YOUR INSTRUCTIONS
Copy the material below with every occurrence of "circuit diagram" changed to "wiring diagram", leaving all other text the same.

::: DATA FOR THE TASK

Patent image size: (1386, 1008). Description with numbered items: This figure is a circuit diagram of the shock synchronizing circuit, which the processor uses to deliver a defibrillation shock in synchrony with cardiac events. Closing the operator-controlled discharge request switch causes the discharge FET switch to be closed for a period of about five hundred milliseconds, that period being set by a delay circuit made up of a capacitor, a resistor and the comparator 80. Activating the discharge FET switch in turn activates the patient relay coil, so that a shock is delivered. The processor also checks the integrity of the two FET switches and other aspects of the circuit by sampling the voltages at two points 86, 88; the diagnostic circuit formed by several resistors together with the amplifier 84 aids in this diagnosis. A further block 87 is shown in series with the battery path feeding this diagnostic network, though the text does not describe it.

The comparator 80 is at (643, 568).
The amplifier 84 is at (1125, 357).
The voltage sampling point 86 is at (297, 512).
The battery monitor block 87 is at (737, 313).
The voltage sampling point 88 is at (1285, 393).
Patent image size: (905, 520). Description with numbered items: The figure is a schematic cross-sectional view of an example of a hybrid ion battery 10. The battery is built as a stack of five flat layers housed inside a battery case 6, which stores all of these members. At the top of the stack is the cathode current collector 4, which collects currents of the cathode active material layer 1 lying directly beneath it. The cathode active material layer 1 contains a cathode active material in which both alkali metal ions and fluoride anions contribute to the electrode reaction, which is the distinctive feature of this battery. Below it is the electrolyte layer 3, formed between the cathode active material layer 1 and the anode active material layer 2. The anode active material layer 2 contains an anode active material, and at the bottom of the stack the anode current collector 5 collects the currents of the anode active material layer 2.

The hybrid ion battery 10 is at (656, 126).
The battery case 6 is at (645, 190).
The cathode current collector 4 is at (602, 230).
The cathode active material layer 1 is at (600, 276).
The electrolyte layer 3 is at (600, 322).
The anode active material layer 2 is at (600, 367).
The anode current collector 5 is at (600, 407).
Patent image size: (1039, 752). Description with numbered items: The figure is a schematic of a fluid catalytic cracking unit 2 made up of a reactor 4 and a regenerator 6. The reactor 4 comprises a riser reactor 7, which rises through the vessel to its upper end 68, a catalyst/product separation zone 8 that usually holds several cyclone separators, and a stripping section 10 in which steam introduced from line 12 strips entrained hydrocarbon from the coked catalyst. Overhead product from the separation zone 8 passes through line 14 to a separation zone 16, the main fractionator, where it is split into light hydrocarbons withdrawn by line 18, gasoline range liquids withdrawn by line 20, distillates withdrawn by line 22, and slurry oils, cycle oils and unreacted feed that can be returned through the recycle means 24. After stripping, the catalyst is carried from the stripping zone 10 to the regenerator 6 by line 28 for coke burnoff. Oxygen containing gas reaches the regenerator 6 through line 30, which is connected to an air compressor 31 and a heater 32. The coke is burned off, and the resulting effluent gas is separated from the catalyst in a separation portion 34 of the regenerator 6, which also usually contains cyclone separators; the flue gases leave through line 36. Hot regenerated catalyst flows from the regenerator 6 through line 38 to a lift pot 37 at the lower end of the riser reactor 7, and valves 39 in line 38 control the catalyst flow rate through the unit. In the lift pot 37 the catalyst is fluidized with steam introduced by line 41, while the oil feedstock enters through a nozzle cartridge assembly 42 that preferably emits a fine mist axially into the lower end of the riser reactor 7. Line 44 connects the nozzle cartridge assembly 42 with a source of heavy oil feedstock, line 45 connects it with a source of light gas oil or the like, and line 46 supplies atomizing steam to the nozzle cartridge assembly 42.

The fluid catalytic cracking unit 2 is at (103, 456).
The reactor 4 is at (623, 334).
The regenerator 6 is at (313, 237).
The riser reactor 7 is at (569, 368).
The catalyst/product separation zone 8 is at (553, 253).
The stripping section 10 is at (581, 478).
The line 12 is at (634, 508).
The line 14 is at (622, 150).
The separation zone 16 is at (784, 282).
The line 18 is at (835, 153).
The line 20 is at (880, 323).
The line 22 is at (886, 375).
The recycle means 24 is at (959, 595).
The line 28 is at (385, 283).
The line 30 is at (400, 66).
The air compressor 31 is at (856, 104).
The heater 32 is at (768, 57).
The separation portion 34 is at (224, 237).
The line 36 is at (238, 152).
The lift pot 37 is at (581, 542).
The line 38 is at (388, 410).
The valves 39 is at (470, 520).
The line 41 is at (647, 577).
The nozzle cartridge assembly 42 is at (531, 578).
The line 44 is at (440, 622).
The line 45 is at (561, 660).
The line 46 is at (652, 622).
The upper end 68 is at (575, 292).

::::::

RESPONSE TO THE TASK
Patent image size: (1386, 1008). Description with numbered items: This figure is a wiring diagram of the shock synchronizing circuit, which the processor uses to deliver a defibrillation shock in synchrony with cardiac events. Closing the operator-controlled discharge request switch causes the discharge FET switch to be closed for a period of about five hundred milliseconds, that period being set by a delay circuit made up of a capacitor, a resistor and the comparator 80. Activating the discharge FET switch in turn activates the patient relay coil, so that a shock is delivered. The processor also checks the integrity of the two FET switches and other aspects of the circuit by sampling the voltages at two points 86, 88; the diagnostic circuit formed by several resistors together with the amplifier 84 aids in this diagnosis. A further block 87 is shown in series with the battery path feeding this diagnostic network, though the text does not describe it.

The comparator 80 is at (643, 568).
The amplifier 84 is at (1125, 357).
The voltage sampling point 86 is at (297, 512).
The battery monitor block 87 is at (737, 313).
The voltage sampling point 88 is at (1285, 393).
Patent image size: (905, 520). Description with numbered items: The figure is a schematic cross-sectional view of an example of a hybrid ion battery 10. The battery is built as a stack of five flat layers housed inside a battery case 6, which stores all of these members. At the top of the stack is the cathode current collector 4, which collects currents of the cathode active material layer 1 lying directly beneath it. The cathode active material layer 1 contains a cathode active material in which both alkali metal ions and fluoride anions contribute to the electrode reaction, which is the distinctive feature of this battery. Below it is the electrolyte layer 3, formed between the cathode active material layer 1 and the anode active material layer 2. The anode active material layer 2 contains an anode active material, and at the bottom of the stack the anode current collector 5 collects the currents of the anode active material layer 2.

The hybrid ion battery 10 is at (656, 126).
The battery case 6 is at (645, 190).
The cathode current collector 4 is at (602, 230).
The cathode active material layer 1 is at (600, 276).
The electrolyte layer 3 is at (600, 322).
The anode active material layer 2 is at (600, 367).
The anode current collector 5 is at (600, 407).
Patent image size: (1039, 752). Description with numbered items: The figure is a schematic of a fluid catalytic cracking unit 2 made up of a reactor 4 and a regenerator 6. The reactor 4 comprises a riser reactor 7, which rises through the vessel to its upper end 68, a catalyst/product separation zone 8 that usually holds several cyclone separators, and a stripping section 10 in which steam introduced from line 12 strips entrained hydrocarbon from the coked catalyst. Overhead product from the separation zone 8 passes through line 14 to a separation zone 16, the main fractionator, where it is split into light hydrocarbons withdrawn by line 18, gasoline range liquids withdrawn by line 20, distillates withdrawn by line 22, and slurry oils, cycle oils and unreacted feed that can be returned through the recycle means 24. After stripping, the catalyst is carried from the stripping zone 10 to the regenerator 6 by line 28 for coke burnoff. Oxygen containing gas reaches the regenerator 6 through line 30, which is connected to an air compressor 31 and a heater 32. The coke is burned off, and the resulting effluent gas is separated from the catalyst in a separation portion 34 of the regenerator 6, which also usually contains cyclone separators; the flue gases leave through line 36. Hot regenerated catalyst flows from the regenerator 6 through line 38 to a lift pot 37 at the lower end of the riser reactor 7, and valves 39 in line 38 control the catalyst flow rate through the unit. In the lift pot 37 the catalyst is fluidized with steam introduced by line 41, while the oil feedstock enters through a nozzle cartridge assembly 42 that preferably emits a fine mist axially into the lower end of the riser reactor 7. Line 44 connects the nozzle cartridge assembly 42 with a source of heavy oil feedstock, line 45 connects it with a source of light gas oil or the like, and line 46 supplies atomizing steam to the nozzle cartridge assembly 42.

The fluid catalytic cracking unit 2 is at (103, 456).
The reactor 4 is at (623, 334).
The regenerator 6 is at (313, 237).
The riser reactor 7 is at (569, 368).
The catalyst/product separation zone 8 is at (553, 253).
The stripping section 10 is at (581, 478).
The line 12 is at (634, 508).
The line 14 is at (622, 150).
The separation zone 16 is at (784, 282).
The line 18 is at (835, 153).
The line 20 is at (880, 323).
The line 22 is at (886, 375).
The recycle means 24 is at (959, 595).
The line 28 is at (385, 283).
The line 30 is at (400, 66).
The air compressor 31 is at (856, 104).
The heater 32 is at (768, 57).
The separation portion 34 is at (224, 237).
The line 36 is at (238, 152).
The lift pot 37 is at (581, 542).
The line 38 is at (388, 410).
The valves 39 is at (470, 520).
The line 41 is at (647, 577).
The nozzle cartridge assembly 42 is at (531, 578).
The line 44 is at (440, 622).
The line 45 is at (561, 660).
The line 46 is at (652, 622).
The upper end 68 is at (575, 292).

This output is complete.